[START OF GIVEN DATA]

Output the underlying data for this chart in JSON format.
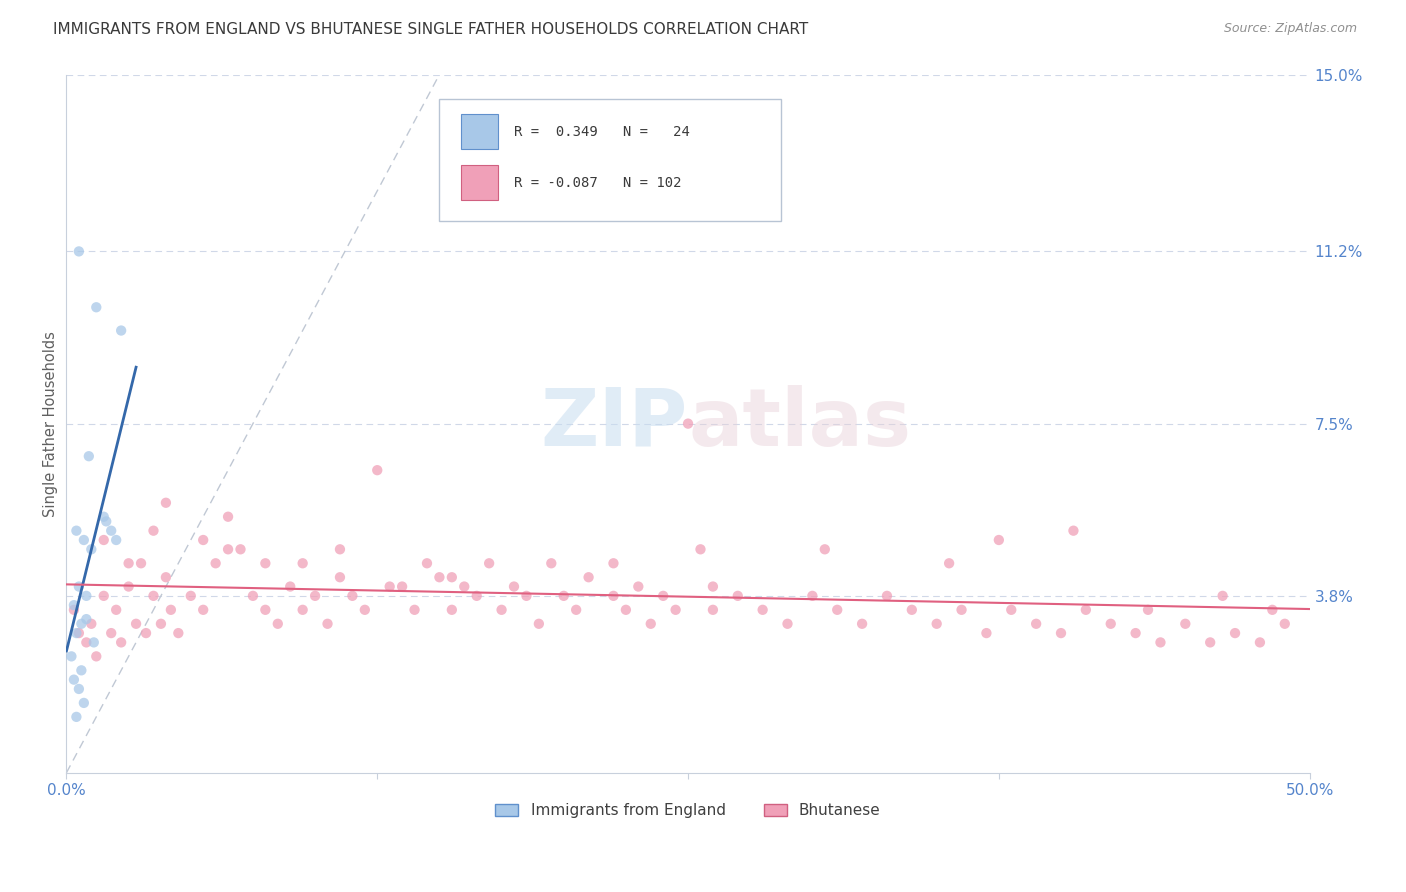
{
  "title": "IMMIGRANTS FROM ENGLAND VS BHUTANESE SINGLE FATHER HOUSEHOLDS CORRELATION CHART",
  "source": "Source: ZipAtlas.com",
  "ylabel": "Single Father Households",
  "xlim": [
    0.0,
    0.5
  ],
  "ylim": [
    -0.005,
    0.155
  ],
  "plot_ylim": [
    0.0,
    0.15
  ],
  "ytick_vals": [
    0.038,
    0.075,
    0.112,
    0.15
  ],
  "ytick_labels": [
    "3.8%",
    "7.5%",
    "11.2%",
    "15.0%"
  ],
  "xtick_vals": [
    0.0,
    0.125,
    0.25,
    0.375,
    0.5
  ],
  "xtick_labels": [
    "0.0%",
    "",
    "",
    "",
    "50.0%"
  ],
  "watermark": "ZIPatlas",
  "england_color": "#a8c8e8",
  "bhutanese_color": "#f0a0b8",
  "england_line_color": "#3468aa",
  "bhutanese_line_color": "#e06080",
  "diagonal_color": "#c0c8d4",
  "bg_color": "#ffffff",
  "grid_color": "#d0d8e8",
  "title_color": "#3a3a3a",
  "right_axis_color": "#5585cc",
  "dot_size": 55,
  "dot_alpha": 0.75,
  "england_x": [
    0.5,
    1.2,
    2.2,
    0.9,
    1.6,
    0.4,
    0.7,
    1.0,
    0.5,
    0.8,
    0.3,
    1.5,
    0.6,
    0.4,
    0.8,
    2.0,
    0.2,
    0.6,
    1.8,
    0.3,
    0.5,
    0.7,
    1.1,
    0.4
  ],
  "england_y": [
    11.2,
    10.0,
    9.5,
    6.8,
    5.4,
    5.2,
    5.0,
    4.8,
    4.0,
    3.8,
    3.6,
    5.5,
    3.2,
    3.0,
    3.3,
    5.0,
    2.5,
    2.2,
    5.2,
    2.0,
    1.8,
    1.5,
    2.8,
    1.2
  ],
  "bhutanese_x": [
    0.3,
    0.5,
    0.8,
    1.0,
    1.2,
    1.5,
    1.8,
    2.0,
    2.2,
    2.5,
    2.8,
    3.0,
    3.2,
    3.5,
    3.8,
    4.0,
    4.2,
    4.5,
    5.0,
    5.5,
    6.0,
    6.5,
    7.0,
    7.5,
    8.0,
    8.5,
    9.0,
    9.5,
    10.0,
    10.5,
    11.0,
    11.5,
    12.0,
    12.5,
    13.0,
    14.0,
    14.5,
    15.0,
    15.5,
    16.0,
    16.5,
    17.0,
    17.5,
    18.0,
    19.0,
    19.5,
    20.0,
    20.5,
    21.0,
    22.0,
    22.5,
    23.0,
    23.5,
    24.0,
    24.5,
    25.0,
    26.0,
    27.0,
    28.0,
    29.0,
    30.0,
    31.0,
    32.0,
    33.0,
    34.0,
    35.0,
    36.0,
    37.0,
    38.0,
    39.0,
    40.0,
    41.0,
    42.0,
    43.0,
    44.0,
    45.0,
    46.0,
    47.0,
    48.0,
    49.0,
    1.5,
    2.5,
    3.5,
    4.0,
    5.5,
    6.5,
    8.0,
    9.5,
    11.0,
    13.5,
    15.5,
    18.5,
    22.0,
    26.0,
    30.5,
    35.5,
    40.5,
    43.5,
    46.5,
    48.5,
    25.5,
    37.5
  ],
  "bhutanese_y": [
    3.5,
    3.0,
    2.8,
    3.2,
    2.5,
    3.8,
    3.0,
    3.5,
    2.8,
    4.0,
    3.2,
    4.5,
    3.0,
    3.8,
    3.2,
    4.2,
    3.5,
    3.0,
    3.8,
    3.5,
    4.5,
    5.5,
    4.8,
    3.8,
    3.5,
    3.2,
    4.0,
    3.5,
    3.8,
    3.2,
    4.2,
    3.8,
    3.5,
    6.5,
    4.0,
    3.5,
    4.5,
    4.2,
    3.5,
    4.0,
    3.8,
    4.5,
    3.5,
    4.0,
    3.2,
    4.5,
    3.8,
    3.5,
    4.2,
    3.8,
    3.5,
    4.0,
    3.2,
    3.8,
    3.5,
    7.5,
    3.5,
    3.8,
    3.5,
    3.2,
    3.8,
    3.5,
    3.2,
    3.8,
    3.5,
    3.2,
    3.5,
    3.0,
    3.5,
    3.2,
    3.0,
    3.5,
    3.2,
    3.0,
    2.8,
    3.2,
    2.8,
    3.0,
    2.8,
    3.2,
    5.0,
    4.5,
    5.2,
    5.8,
    5.0,
    4.8,
    4.5,
    4.5,
    4.8,
    4.0,
    4.2,
    3.8,
    4.5,
    4.0,
    4.8,
    4.5,
    5.2,
    3.5,
    3.8,
    3.5,
    4.8,
    5.0
  ]
}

[END OF GIVEN DATA]

DIRECTIONS FOR THIS TASK: Print all entries exactly. The images do not belong in the copy.

COMPLETED EXERCISE:
Output the underlying data for this chart in JSON format.
{
  "title": "IMMIGRANTS FROM ENGLAND VS BHUTANESE SINGLE FATHER HOUSEHOLDS CORRELATION CHART",
  "source": "Source: ZipAtlas.com",
  "ylabel": "Single Father Households",
  "xlim": [
    0.0,
    0.5
  ],
  "ylim": [
    -0.005,
    0.155
  ],
  "plot_ylim": [
    0.0,
    0.15
  ],
  "ytick_vals": [
    0.038,
    0.075,
    0.112,
    0.15
  ],
  "ytick_labels": [
    "3.8%",
    "7.5%",
    "11.2%",
    "15.0%"
  ],
  "xtick_vals": [
    0.0,
    0.125,
    0.25,
    0.375,
    0.5
  ],
  "xtick_labels": [
    "0.0%",
    "",
    "",
    "",
    "50.0%"
  ],
  "watermark": "ZIPatlas",
  "england_color": "#a8c8e8",
  "bhutanese_color": "#f0a0b8",
  "england_line_color": "#3468aa",
  "bhutanese_line_color": "#e06080",
  "diagonal_color": "#c0c8d4",
  "bg_color": "#ffffff",
  "grid_color": "#d0d8e8",
  "title_color": "#3a3a3a",
  "right_axis_color": "#5585cc",
  "dot_size": 55,
  "dot_alpha": 0.75,
  "england_x": [
    0.5,
    1.2,
    2.2,
    0.9,
    1.6,
    0.4,
    0.7,
    1.0,
    0.5,
    0.8,
    0.3,
    1.5,
    0.6,
    0.4,
    0.8,
    2.0,
    0.2,
    0.6,
    1.8,
    0.3,
    0.5,
    0.7,
    1.1,
    0.4
  ],
  "england_y": [
    11.2,
    10.0,
    9.5,
    6.8,
    5.4,
    5.2,
    5.0,
    4.8,
    4.0,
    3.8,
    3.6,
    5.5,
    3.2,
    3.0,
    3.3,
    5.0,
    2.5,
    2.2,
    5.2,
    2.0,
    1.8,
    1.5,
    2.8,
    1.2
  ],
  "bhutanese_x": [
    0.3,
    0.5,
    0.8,
    1.0,
    1.2,
    1.5,
    1.8,
    2.0,
    2.2,
    2.5,
    2.8,
    3.0,
    3.2,
    3.5,
    3.8,
    4.0,
    4.2,
    4.5,
    5.0,
    5.5,
    6.0,
    6.5,
    7.0,
    7.5,
    8.0,
    8.5,
    9.0,
    9.5,
    10.0,
    10.5,
    11.0,
    11.5,
    12.0,
    12.5,
    13.0,
    14.0,
    14.5,
    15.0,
    15.5,
    16.0,
    16.5,
    17.0,
    17.5,
    18.0,
    19.0,
    19.5,
    20.0,
    20.5,
    21.0,
    22.0,
    22.5,
    23.0,
    23.5,
    24.0,
    24.5,
    25.0,
    26.0,
    27.0,
    28.0,
    29.0,
    30.0,
    31.0,
    32.0,
    33.0,
    34.0,
    35.0,
    36.0,
    37.0,
    38.0,
    39.0,
    40.0,
    41.0,
    42.0,
    43.0,
    44.0,
    45.0,
    46.0,
    47.0,
    48.0,
    49.0,
    1.5,
    2.5,
    3.5,
    4.0,
    5.5,
    6.5,
    8.0,
    9.5,
    11.0,
    13.5,
    15.5,
    18.5,
    22.0,
    26.0,
    30.5,
    35.5,
    40.5,
    43.5,
    46.5,
    48.5,
    25.5,
    37.5
  ],
  "bhutanese_y": [
    3.5,
    3.0,
    2.8,
    3.2,
    2.5,
    3.8,
    3.0,
    3.5,
    2.8,
    4.0,
    3.2,
    4.5,
    3.0,
    3.8,
    3.2,
    4.2,
    3.5,
    3.0,
    3.8,
    3.5,
    4.5,
    5.5,
    4.8,
    3.8,
    3.5,
    3.2,
    4.0,
    3.5,
    3.8,
    3.2,
    4.2,
    3.8,
    3.5,
    6.5,
    4.0,
    3.5,
    4.5,
    4.2,
    3.5,
    4.0,
    3.8,
    4.5,
    3.5,
    4.0,
    3.2,
    4.5,
    3.8,
    3.5,
    4.2,
    3.8,
    3.5,
    4.0,
    3.2,
    3.8,
    3.5,
    7.5,
    3.5,
    3.8,
    3.5,
    3.2,
    3.8,
    3.5,
    3.2,
    3.8,
    3.5,
    3.2,
    3.5,
    3.0,
    3.5,
    3.2,
    3.0,
    3.5,
    3.2,
    3.0,
    2.8,
    3.2,
    2.8,
    3.0,
    2.8,
    3.2,
    5.0,
    4.5,
    5.2,
    5.8,
    5.0,
    4.8,
    4.5,
    4.5,
    4.8,
    4.0,
    4.2,
    3.8,
    4.5,
    4.0,
    4.8,
    4.5,
    5.2,
    3.5,
    3.8,
    3.5,
    4.8,
    5.0
  ]
}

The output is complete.